## SUPPLIED RECORDS:
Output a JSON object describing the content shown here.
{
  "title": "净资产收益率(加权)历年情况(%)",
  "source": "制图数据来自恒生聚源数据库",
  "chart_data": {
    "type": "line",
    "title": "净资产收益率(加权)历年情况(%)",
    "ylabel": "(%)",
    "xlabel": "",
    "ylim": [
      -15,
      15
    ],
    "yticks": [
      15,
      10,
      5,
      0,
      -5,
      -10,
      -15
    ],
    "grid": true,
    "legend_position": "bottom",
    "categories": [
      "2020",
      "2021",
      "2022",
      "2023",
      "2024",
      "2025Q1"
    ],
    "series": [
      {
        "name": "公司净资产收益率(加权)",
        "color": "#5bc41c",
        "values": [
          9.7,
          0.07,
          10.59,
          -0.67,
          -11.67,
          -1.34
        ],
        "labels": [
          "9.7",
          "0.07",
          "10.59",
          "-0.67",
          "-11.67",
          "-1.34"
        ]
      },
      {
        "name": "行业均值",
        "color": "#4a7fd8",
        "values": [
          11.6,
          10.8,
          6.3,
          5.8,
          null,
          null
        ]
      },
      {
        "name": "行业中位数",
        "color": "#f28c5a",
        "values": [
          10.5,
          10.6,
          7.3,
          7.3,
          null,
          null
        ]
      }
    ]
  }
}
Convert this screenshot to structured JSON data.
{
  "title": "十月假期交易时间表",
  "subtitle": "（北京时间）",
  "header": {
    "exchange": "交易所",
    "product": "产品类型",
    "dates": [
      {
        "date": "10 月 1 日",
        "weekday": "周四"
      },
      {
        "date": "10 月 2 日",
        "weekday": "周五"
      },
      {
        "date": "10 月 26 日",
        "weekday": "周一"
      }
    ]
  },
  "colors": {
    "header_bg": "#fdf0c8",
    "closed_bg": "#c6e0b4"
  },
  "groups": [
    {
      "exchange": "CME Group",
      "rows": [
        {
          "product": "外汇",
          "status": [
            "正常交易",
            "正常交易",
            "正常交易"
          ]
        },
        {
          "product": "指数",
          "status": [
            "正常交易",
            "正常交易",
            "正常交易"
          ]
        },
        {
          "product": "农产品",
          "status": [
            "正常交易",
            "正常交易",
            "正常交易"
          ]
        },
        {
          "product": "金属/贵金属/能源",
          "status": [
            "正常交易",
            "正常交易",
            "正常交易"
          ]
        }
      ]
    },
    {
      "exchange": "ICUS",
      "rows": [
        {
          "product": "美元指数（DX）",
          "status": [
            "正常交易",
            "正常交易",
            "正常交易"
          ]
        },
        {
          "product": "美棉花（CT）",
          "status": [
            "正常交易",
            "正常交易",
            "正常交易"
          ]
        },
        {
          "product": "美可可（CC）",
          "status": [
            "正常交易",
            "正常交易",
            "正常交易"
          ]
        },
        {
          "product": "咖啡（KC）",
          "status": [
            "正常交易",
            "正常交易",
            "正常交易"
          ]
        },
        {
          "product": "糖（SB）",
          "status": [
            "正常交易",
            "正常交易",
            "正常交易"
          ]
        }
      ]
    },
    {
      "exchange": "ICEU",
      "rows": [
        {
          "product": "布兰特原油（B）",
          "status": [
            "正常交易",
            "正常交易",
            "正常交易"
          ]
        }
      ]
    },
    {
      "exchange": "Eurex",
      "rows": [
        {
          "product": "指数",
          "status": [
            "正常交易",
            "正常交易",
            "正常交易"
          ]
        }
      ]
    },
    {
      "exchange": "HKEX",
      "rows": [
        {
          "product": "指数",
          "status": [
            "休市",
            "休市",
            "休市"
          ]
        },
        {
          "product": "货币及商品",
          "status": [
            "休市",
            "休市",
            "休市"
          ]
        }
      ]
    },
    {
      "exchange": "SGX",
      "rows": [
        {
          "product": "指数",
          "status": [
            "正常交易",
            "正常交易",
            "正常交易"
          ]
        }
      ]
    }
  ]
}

## STATED GOAL:
In the entries above, find each line with the word "JSON" and copy it.

## WRITTEN ANSWER:
Output a JSON object describing the content shown here.
Convert this screenshot to structured JSON data.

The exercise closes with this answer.